_Task:_
The required output is a single number: how many lines of the material contain the string "name".

_Data to process:_
•••••

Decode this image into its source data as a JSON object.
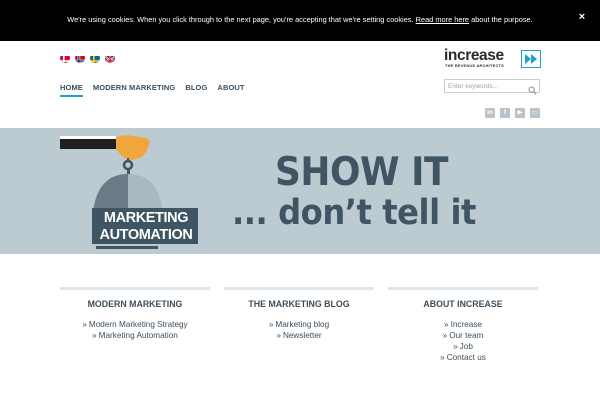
{
  "cookie_bar": {
    "text_before": "We're using cookies. When you click through to the next page, you're accepting that we're setting cookies. ",
    "link_text": "Read more here",
    "text_after": " about the purpose.",
    "close_label": "×"
  },
  "languages": [
    {
      "name": "danish-flag-icon"
    },
    {
      "name": "norwegian-flag-icon"
    },
    {
      "name": "swedish-flag-icon"
    },
    {
      "name": "english-flag-icon"
    }
  ],
  "nav": {
    "items": [
      {
        "label": "HOME",
        "active": true
      },
      {
        "label": "MODERN MARKETING",
        "active": false
      },
      {
        "label": "BLOG",
        "active": false
      },
      {
        "label": "ABOUT",
        "active": false
      }
    ]
  },
  "logo": {
    "word": "increase",
    "tagline": "THE REVENUE ARCHITECTS"
  },
  "search": {
    "placeholder": "Enter keywords..."
  },
  "social": [
    {
      "icon": "linkedin-icon",
      "glyph": "in"
    },
    {
      "icon": "facebook-icon",
      "glyph": "f"
    },
    {
      "icon": "youtube-icon",
      "glyph": "▶"
    },
    {
      "icon": "slideshare-icon",
      "glyph": "▭"
    }
  ],
  "hero": {
    "badge_line1": "MARKETING",
    "badge_line2": "AUTOMATION",
    "heading": "SHOW IT",
    "subheading": "... don’t tell it"
  },
  "footer": {
    "columns": [
      {
        "title": "MODERN MARKETING",
        "links": [
          "Modern Marketing Strategy",
          "Marketing Automation"
        ]
      },
      {
        "title": "THE MARKETING BLOG",
        "links": [
          "Marketing blog",
          "Newsletter"
        ]
      },
      {
        "title": "ABOUT INCREASE",
        "links": [
          "Increase",
          "Our team",
          "Job",
          "Contact us"
        ]
      }
    ],
    "arrow": "»"
  },
  "colors": {
    "accent": "#1fa1d0",
    "text": "#3d4f5c",
    "hero_bg": "#bccbd1",
    "hand_orange": "#f0a63b"
  }
}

•••••

_Written response:_
4